====== Given data ======
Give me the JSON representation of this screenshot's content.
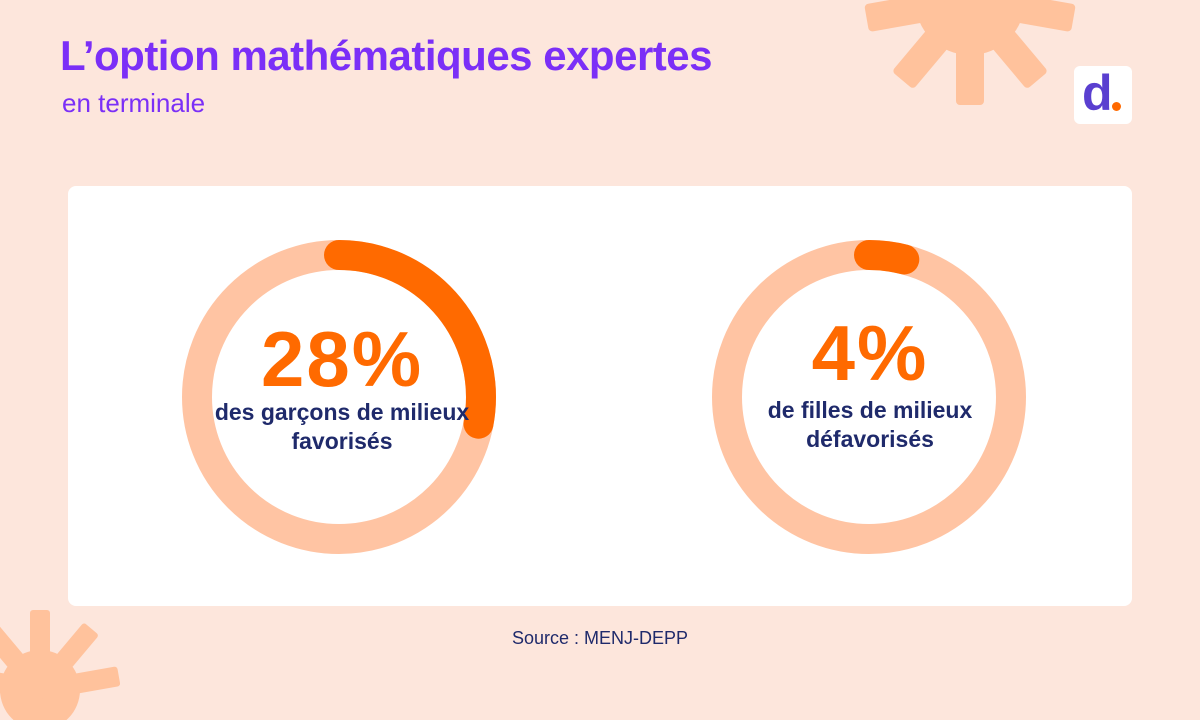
{
  "header": {
    "title": "L’option mathématiques expertes",
    "subtitle": "en terminale"
  },
  "logo": {
    "letter": "d"
  },
  "colors": {
    "background": "#fde6dc",
    "accent": "#ff6a00",
    "track": "#ffc4a3",
    "title": "#7b2ff7",
    "text": "#1f2a6b"
  },
  "chart_data": {
    "type": "donut",
    "items": [
      {
        "value": 28,
        "label": "28%",
        "caption": "des garçons de milieux favorisés"
      },
      {
        "value": 4,
        "label": "4%",
        "caption": "de filles de milieux défavorisés"
      }
    ]
  },
  "source": "Source : MENJ-DEPP"
}
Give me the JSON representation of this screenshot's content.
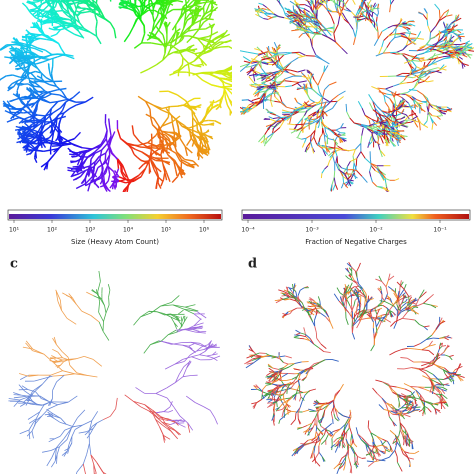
{
  "panels": [
    {
      "colorbar": {
        "label": "Size (Heavy Atom Count)",
        "ticks": [
          "10¹",
          "10²",
          "10³",
          "10⁴",
          "10⁵",
          "10⁶"
        ]
      }
    },
    {
      "colorbar": {
        "label": "Fraction of Negative Charges",
        "ticks": [
          "10⁻⁴",
          "10⁻³",
          "10⁻²",
          "10⁻¹"
        ]
      }
    },
    {
      "label": "c"
    },
    {
      "label": "d"
    }
  ]
}
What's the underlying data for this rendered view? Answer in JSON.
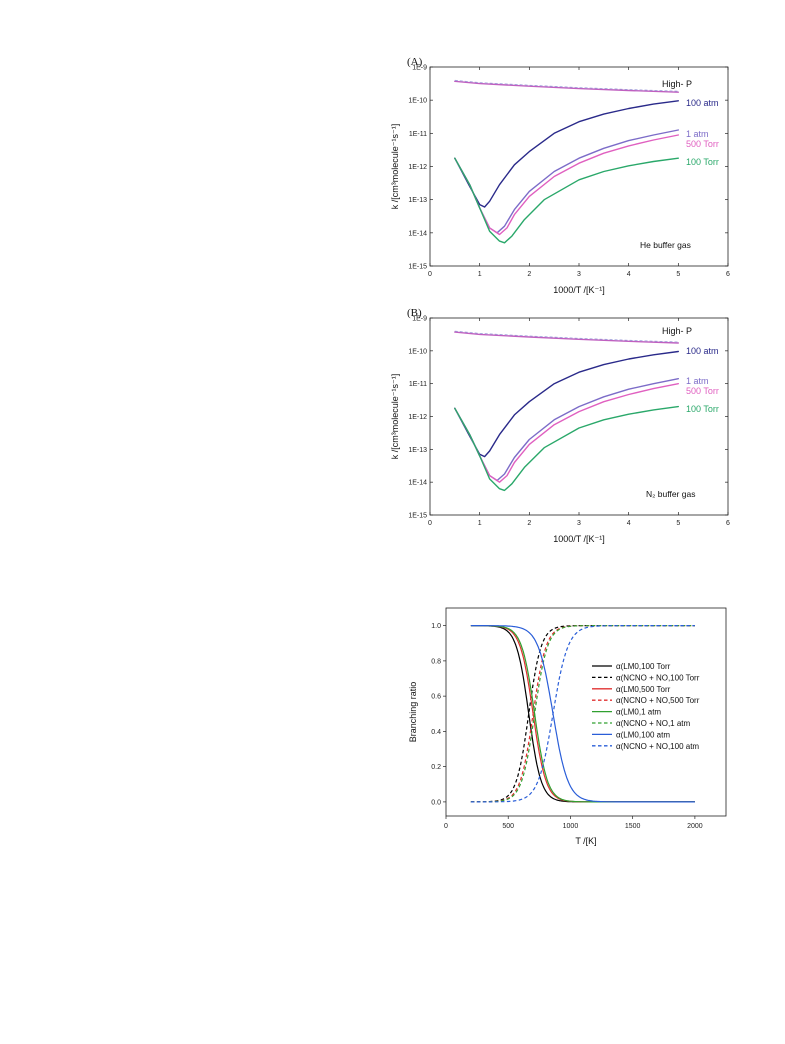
{
  "chart_data": [
    {
      "type": "line",
      "panel_label": "(A)",
      "xlabel": "1000/T  /[K⁻¹]",
      "ylabel": "k /[cm³molecule⁻¹s⁻¹]",
      "xlim": [
        0,
        6
      ],
      "ylim_log10": [
        -15,
        -9
      ],
      "y_scale": "log",
      "xticks": [
        "0",
        "1",
        "2",
        "3",
        "4",
        "5",
        "6"
      ],
      "yticks": [
        "1E-15",
        "1E-14",
        "1E-13",
        "1E-12",
        "1E-11",
        "1E-10",
        "1E-9"
      ],
      "annotation": "He buffer gas",
      "series": [
        {
          "name": "High- P",
          "color": "#c060c0",
          "x": [
            0.5,
            1,
            2,
            3,
            4,
            5
          ],
          "y_log10": [
            -9.43,
            -9.5,
            -9.58,
            -9.65,
            -9.71,
            -9.76
          ]
        },
        {
          "name": "100 atm",
          "color": "#2a2a8a",
          "x": [
            0.5,
            0.8,
            1.0,
            1.1,
            1.2,
            1.4,
            1.7,
            2.0,
            2.5,
            3.0,
            3.5,
            4.0,
            4.5,
            5.0
          ],
          "y_log10": [
            -11.75,
            -12.6,
            -13.15,
            -13.22,
            -13.05,
            -12.55,
            -11.95,
            -11.55,
            -11.0,
            -10.65,
            -10.42,
            -10.25,
            -10.12,
            -10.02
          ]
        },
        {
          "name": "1 atm",
          "color": "#7c6cc8",
          "x": [
            0.5,
            0.8,
            1.0,
            1.2,
            1.35,
            1.5,
            1.7,
            2.0,
            2.5,
            3.0,
            3.5,
            4.0,
            4.5,
            5.0
          ],
          "y_log10": [
            -11.75,
            -12.55,
            -13.25,
            -13.85,
            -14.0,
            -13.8,
            -13.3,
            -12.75,
            -12.15,
            -11.75,
            -11.45,
            -11.22,
            -11.05,
            -10.9
          ]
        },
        {
          "name": "500 Torr",
          "color": "#e060c0",
          "x": [
            0.5,
            0.8,
            1.0,
            1.2,
            1.4,
            1.55,
            1.7,
            2.0,
            2.5,
            3.0,
            3.5,
            4.0,
            4.5,
            5.0
          ],
          "y_log10": [
            -11.75,
            -12.55,
            -13.25,
            -13.85,
            -14.05,
            -13.85,
            -13.45,
            -12.9,
            -12.3,
            -11.9,
            -11.6,
            -11.38,
            -11.2,
            -11.05
          ]
        },
        {
          "name": "100 Torr",
          "color": "#2aa86a",
          "x": [
            0.5,
            0.8,
            1.0,
            1.2,
            1.4,
            1.5,
            1.65,
            1.9,
            2.3,
            3.0,
            3.5,
            4.0,
            4.5,
            5.0
          ],
          "y_log10": [
            -11.75,
            -12.55,
            -13.25,
            -13.95,
            -14.25,
            -14.3,
            -14.1,
            -13.6,
            -13.0,
            -12.4,
            -12.15,
            -11.98,
            -11.85,
            -11.75
          ]
        }
      ]
    },
    {
      "type": "line",
      "panel_label": "(B)",
      "xlabel": "1000/T  /[K⁻¹]",
      "ylabel": "k /[cm³molecule⁻¹s⁻¹]",
      "xlim": [
        0,
        6
      ],
      "ylim_log10": [
        -15,
        -9
      ],
      "y_scale": "log",
      "xticks": [
        "0",
        "1",
        "2",
        "3",
        "4",
        "5",
        "6"
      ],
      "yticks": [
        "1E-15",
        "1E-14",
        "1E-13",
        "1E-12",
        "1E-11",
        "1E-10",
        "1E-9"
      ],
      "annotation": "N₂ buffer gas",
      "series": [
        {
          "name": "High- P",
          "color": "#c060c0",
          "x": [
            0.5,
            1,
            2,
            3,
            4,
            5
          ],
          "y_log10": [
            -9.43,
            -9.5,
            -9.58,
            -9.65,
            -9.71,
            -9.76
          ]
        },
        {
          "name": "100 atm",
          "color": "#2a2a8a",
          "x": [
            0.5,
            0.8,
            1.0,
            1.1,
            1.2,
            1.4,
            1.7,
            2.0,
            2.5,
            3.0,
            3.5,
            4.0,
            4.5,
            5.0
          ],
          "y_log10": [
            -11.75,
            -12.6,
            -13.15,
            -13.22,
            -13.05,
            -12.55,
            -11.95,
            -11.55,
            -11.0,
            -10.65,
            -10.42,
            -10.25,
            -10.12,
            -10.02
          ]
        },
        {
          "name": "1 atm",
          "color": "#7c6cc8",
          "x": [
            0.5,
            0.8,
            1.0,
            1.2,
            1.35,
            1.5,
            1.7,
            2.0,
            2.5,
            3.0,
            3.5,
            4.0,
            4.5,
            5.0
          ],
          "y_log10": [
            -11.75,
            -12.55,
            -13.2,
            -13.8,
            -13.95,
            -13.75,
            -13.25,
            -12.7,
            -12.1,
            -11.7,
            -11.4,
            -11.17,
            -11.0,
            -10.85
          ]
        },
        {
          "name": "500 Torr",
          "color": "#e060c0",
          "x": [
            0.5,
            0.8,
            1.0,
            1.2,
            1.4,
            1.55,
            1.7,
            2.0,
            2.5,
            3.0,
            3.5,
            4.0,
            4.5,
            5.0
          ],
          "y_log10": [
            -11.75,
            -12.55,
            -13.2,
            -13.8,
            -14.0,
            -13.8,
            -13.4,
            -12.85,
            -12.25,
            -11.85,
            -11.55,
            -11.33,
            -11.15,
            -11.0
          ]
        },
        {
          "name": "100 Torr",
          "color": "#2aa86a",
          "x": [
            0.5,
            0.8,
            1.0,
            1.2,
            1.4,
            1.5,
            1.65,
            1.9,
            2.3,
            3.0,
            3.5,
            4.0,
            4.5,
            5.0
          ],
          "y_log10": [
            -11.75,
            -12.55,
            -13.2,
            -13.9,
            -14.2,
            -14.25,
            -14.05,
            -13.55,
            -12.95,
            -12.35,
            -12.1,
            -11.93,
            -11.8,
            -11.7
          ]
        }
      ]
    },
    {
      "type": "line",
      "xlabel": "T /[K]",
      "ylabel": "Branching ratio",
      "xlim": [
        0,
        2250
      ],
      "ylim": [
        -0.08,
        1.1
      ],
      "xticks": [
        0,
        500,
        1000,
        1500,
        2000
      ],
      "yticks": [
        0.0,
        0.2,
        0.4,
        0.6,
        0.8,
        1.0
      ],
      "legend_position": "right",
      "series": [
        {
          "name": "α(LM0,100 Torr",
          "color": "#000000",
          "dash": false,
          "x": [
            200,
            2000
          ],
          "midpoint": 665,
          "width": 50,
          "falling": true
        },
        {
          "name": "α(NCNO + NO,100 Torr",
          "color": "#000000",
          "dash": true,
          "x": [
            200,
            2000
          ],
          "midpoint": 665,
          "width": 50,
          "falling": false
        },
        {
          "name": "α(LM0,500 Torr",
          "color": "#e03030",
          "dash": false,
          "x": [
            200,
            2000
          ],
          "midpoint": 700,
          "width": 52,
          "falling": true
        },
        {
          "name": "α(NCNO + NO,500 Torr",
          "color": "#e03030",
          "dash": true,
          "x": [
            200,
            2000
          ],
          "midpoint": 700,
          "width": 52,
          "falling": false
        },
        {
          "name": "α(LM0,1 atm",
          "color": "#30a030",
          "dash": false,
          "x": [
            200,
            2000
          ],
          "midpoint": 712,
          "width": 52,
          "falling": true
        },
        {
          "name": "α(NCNO + NO,1 atm",
          "color": "#30a030",
          "dash": true,
          "x": [
            200,
            2000
          ],
          "midpoint": 712,
          "width": 52,
          "falling": false
        },
        {
          "name": "α(LM0,100 atm",
          "color": "#2a5ed8",
          "dash": false,
          "x": [
            200,
            2000
          ],
          "midpoint": 860,
          "width": 60,
          "falling": true
        },
        {
          "name": "α(NCNO + NO,100 atm",
          "color": "#2a5ed8",
          "dash": true,
          "x": [
            200,
            2000
          ],
          "midpoint": 860,
          "width": 60,
          "falling": false
        }
      ]
    }
  ]
}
======
In the listing, find every line containing the word "NCNO" and list it.

          "name": "α(NCNO + NO,100 Torr",
          "name": "α(NCNO + NO,500 Torr",
          "name": "α(NCNO + NO,1 atm",
          "name": "α(NCNO + NO,100 atm",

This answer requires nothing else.